╔══
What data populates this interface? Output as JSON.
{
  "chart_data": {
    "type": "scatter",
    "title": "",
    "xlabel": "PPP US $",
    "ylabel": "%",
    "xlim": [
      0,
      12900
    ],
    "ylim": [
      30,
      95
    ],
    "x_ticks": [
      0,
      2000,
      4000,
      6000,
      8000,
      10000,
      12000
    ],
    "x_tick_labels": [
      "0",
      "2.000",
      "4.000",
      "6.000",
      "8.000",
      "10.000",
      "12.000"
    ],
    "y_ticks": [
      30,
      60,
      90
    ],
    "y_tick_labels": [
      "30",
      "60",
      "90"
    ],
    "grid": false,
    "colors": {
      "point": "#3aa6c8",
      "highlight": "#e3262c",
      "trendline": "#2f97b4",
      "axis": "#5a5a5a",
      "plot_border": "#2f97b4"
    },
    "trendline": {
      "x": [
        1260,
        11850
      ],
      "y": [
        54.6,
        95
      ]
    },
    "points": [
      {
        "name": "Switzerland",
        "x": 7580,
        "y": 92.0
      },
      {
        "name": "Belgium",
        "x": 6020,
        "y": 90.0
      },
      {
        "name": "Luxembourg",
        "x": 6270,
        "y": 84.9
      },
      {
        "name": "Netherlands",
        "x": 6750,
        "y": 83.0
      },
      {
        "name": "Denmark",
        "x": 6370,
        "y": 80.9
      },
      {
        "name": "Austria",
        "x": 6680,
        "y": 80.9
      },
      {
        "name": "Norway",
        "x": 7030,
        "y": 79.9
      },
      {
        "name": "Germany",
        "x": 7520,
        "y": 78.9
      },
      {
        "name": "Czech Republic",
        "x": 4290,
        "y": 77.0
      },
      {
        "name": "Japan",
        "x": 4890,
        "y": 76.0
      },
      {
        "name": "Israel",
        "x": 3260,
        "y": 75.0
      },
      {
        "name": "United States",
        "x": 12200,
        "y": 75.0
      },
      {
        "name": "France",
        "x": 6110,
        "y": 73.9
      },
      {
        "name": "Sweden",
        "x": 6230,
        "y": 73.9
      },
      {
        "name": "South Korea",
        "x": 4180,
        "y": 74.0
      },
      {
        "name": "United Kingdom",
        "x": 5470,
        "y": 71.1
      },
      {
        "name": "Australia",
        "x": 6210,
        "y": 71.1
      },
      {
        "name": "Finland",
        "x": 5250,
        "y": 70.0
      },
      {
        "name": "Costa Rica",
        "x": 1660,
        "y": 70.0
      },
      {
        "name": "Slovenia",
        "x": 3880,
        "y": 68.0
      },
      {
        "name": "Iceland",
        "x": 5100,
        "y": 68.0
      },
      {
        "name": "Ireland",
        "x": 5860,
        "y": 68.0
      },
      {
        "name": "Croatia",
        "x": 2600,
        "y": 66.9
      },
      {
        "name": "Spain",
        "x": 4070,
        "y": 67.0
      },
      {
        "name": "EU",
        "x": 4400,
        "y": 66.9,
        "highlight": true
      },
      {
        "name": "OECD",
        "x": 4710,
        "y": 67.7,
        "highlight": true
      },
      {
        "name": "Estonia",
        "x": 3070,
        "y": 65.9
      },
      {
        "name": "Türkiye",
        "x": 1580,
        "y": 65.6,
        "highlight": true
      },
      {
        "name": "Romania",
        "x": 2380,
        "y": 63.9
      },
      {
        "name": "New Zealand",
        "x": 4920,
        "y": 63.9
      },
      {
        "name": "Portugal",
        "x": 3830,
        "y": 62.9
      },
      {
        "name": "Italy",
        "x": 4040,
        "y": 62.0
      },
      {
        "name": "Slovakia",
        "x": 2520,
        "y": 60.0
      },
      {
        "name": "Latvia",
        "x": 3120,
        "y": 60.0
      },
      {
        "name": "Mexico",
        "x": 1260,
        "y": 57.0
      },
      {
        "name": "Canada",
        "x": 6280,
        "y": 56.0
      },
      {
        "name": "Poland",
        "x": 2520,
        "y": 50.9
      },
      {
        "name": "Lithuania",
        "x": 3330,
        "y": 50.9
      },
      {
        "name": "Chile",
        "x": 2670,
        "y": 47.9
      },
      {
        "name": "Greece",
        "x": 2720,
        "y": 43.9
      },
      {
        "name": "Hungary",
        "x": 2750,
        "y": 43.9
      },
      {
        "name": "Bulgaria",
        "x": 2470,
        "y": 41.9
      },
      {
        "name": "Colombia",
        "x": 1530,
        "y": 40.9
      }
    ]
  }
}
╚══
WHAT YOU ARE ASKED TO DO: Output all of the material exactly as written.

EXERCISE RESULT:
What data populates this interface? Output as JSON.
{
  "chart_data": {
    "type": "scatter",
    "title": "",
    "xlabel": "PPP US $",
    "ylabel": "%",
    "xlim": [
      0,
      12900
    ],
    "ylim": [
      30,
      95
    ],
    "x_ticks": [
      0,
      2000,
      4000,
      6000,
      8000,
      10000,
      12000
    ],
    "x_tick_labels": [
      "0",
      "2.000",
      "4.000",
      "6.000",
      "8.000",
      "10.000",
      "12.000"
    ],
    "y_ticks": [
      30,
      60,
      90
    ],
    "y_tick_labels": [
      "30",
      "60",
      "90"
    ],
    "grid": false,
    "colors": {
      "point": "#3aa6c8",
      "highlight": "#e3262c",
      "trendline": "#2f97b4",
      "axis": "#5a5a5a",
      "plot_border": "#2f97b4"
    },
    "trendline": {
      "x": [
        1260,
        11850
      ],
      "y": [
        54.6,
        95
      ]
    },
    "points": [
      {
        "name": "Switzerland",
        "x": 7580,
        "y": 92.0
      },
      {
        "name": "Belgium",
        "x": 6020,
        "y": 90.0
      },
      {
        "name": "Luxembourg",
        "x": 6270,
        "y": 84.9
      },
      {
        "name": "Netherlands",
        "x": 6750,
        "y": 83.0
      },
      {
        "name": "Denmark",
        "x": 6370,
        "y": 80.9
      },
      {
        "name": "Austria",
        "x": 6680,
        "y": 80.9
      },
      {
        "name": "Norway",
        "x": 7030,
        "y": 79.9
      },
      {
        "name": "Germany",
        "x": 7520,
        "y": 78.9
      },
      {
        "name": "Czech Republic",
        "x": 4290,
        "y": 77.0
      },
      {
        "name": "Japan",
        "x": 4890,
        "y": 76.0
      },
      {
        "name": "Israel",
        "x": 3260,
        "y": 75.0
      },
      {
        "name": "United States",
        "x": 12200,
        "y": 75.0
      },
      {
        "name": "France",
        "x": 6110,
        "y": 73.9
      },
      {
        "name": "Sweden",
        "x": 6230,
        "y": 73.9
      },
      {
        "name": "South Korea",
        "x": 4180,
        "y": 74.0
      },
      {
        "name": "United Kingdom",
        "x": 5470,
        "y": 71.1
      },
      {
        "name": "Australia",
        "x": 6210,
        "y": 71.1
      },
      {
        "name": "Finland",
        "x": 5250,
        "y": 70.0
      },
      {
        "name": "Costa Rica",
        "x": 1660,
        "y": 70.0
      },
      {
        "name": "Slovenia",
        "x": 3880,
        "y": 68.0
      },
      {
        "name": "Iceland",
        "x": 5100,
        "y": 68.0
      },
      {
        "name": "Ireland",
        "x": 5860,
        "y": 68.0
      },
      {
        "name": "Croatia",
        "x": 2600,
        "y": 66.9
      },
      {
        "name": "Spain",
        "x": 4070,
        "y": 67.0
      },
      {
        "name": "EU",
        "x": 4400,
        "y": 66.9,
        "highlight": true
      },
      {
        "name": "OECD",
        "x": 4710,
        "y": 67.7,
        "highlight": true
      },
      {
        "name": "Estonia",
        "x": 3070,
        "y": 65.9
      },
      {
        "name": "Türkiye",
        "x": 1580,
        "y": 65.6,
        "highlight": true
      },
      {
        "name": "Romania",
        "x": 2380,
        "y": 63.9
      },
      {
        "name": "New Zealand",
        "x": 4920,
        "y": 63.9
      },
      {
        "name": "Portugal",
        "x": 3830,
        "y": 62.9
      },
      {
        "name": "Italy",
        "x": 4040,
        "y": 62.0
      },
      {
        "name": "Slovakia",
        "x": 2520,
        "y": 60.0
      },
      {
        "name": "Latvia",
        "x": 3120,
        "y": 60.0
      },
      {
        "name": "Mexico",
        "x": 1260,
        "y": 57.0
      },
      {
        "name": "Canada",
        "x": 6280,
        "y": 56.0
      },
      {
        "name": "Poland",
        "x": 2520,
        "y": 50.9
      },
      {
        "name": "Lithuania",
        "x": 3330,
        "y": 50.9
      },
      {
        "name": "Chile",
        "x": 2670,
        "y": 47.9
      },
      {
        "name": "Greece",
        "x": 2720,
        "y": 43.9
      },
      {
        "name": "Hungary",
        "x": 2750,
        "y": 43.9
      },
      {
        "name": "Bulgaria",
        "x": 2470,
        "y": 41.9
      },
      {
        "name": "Colombia",
        "x": 1530,
        "y": 40.9
      }
    ]
  }
}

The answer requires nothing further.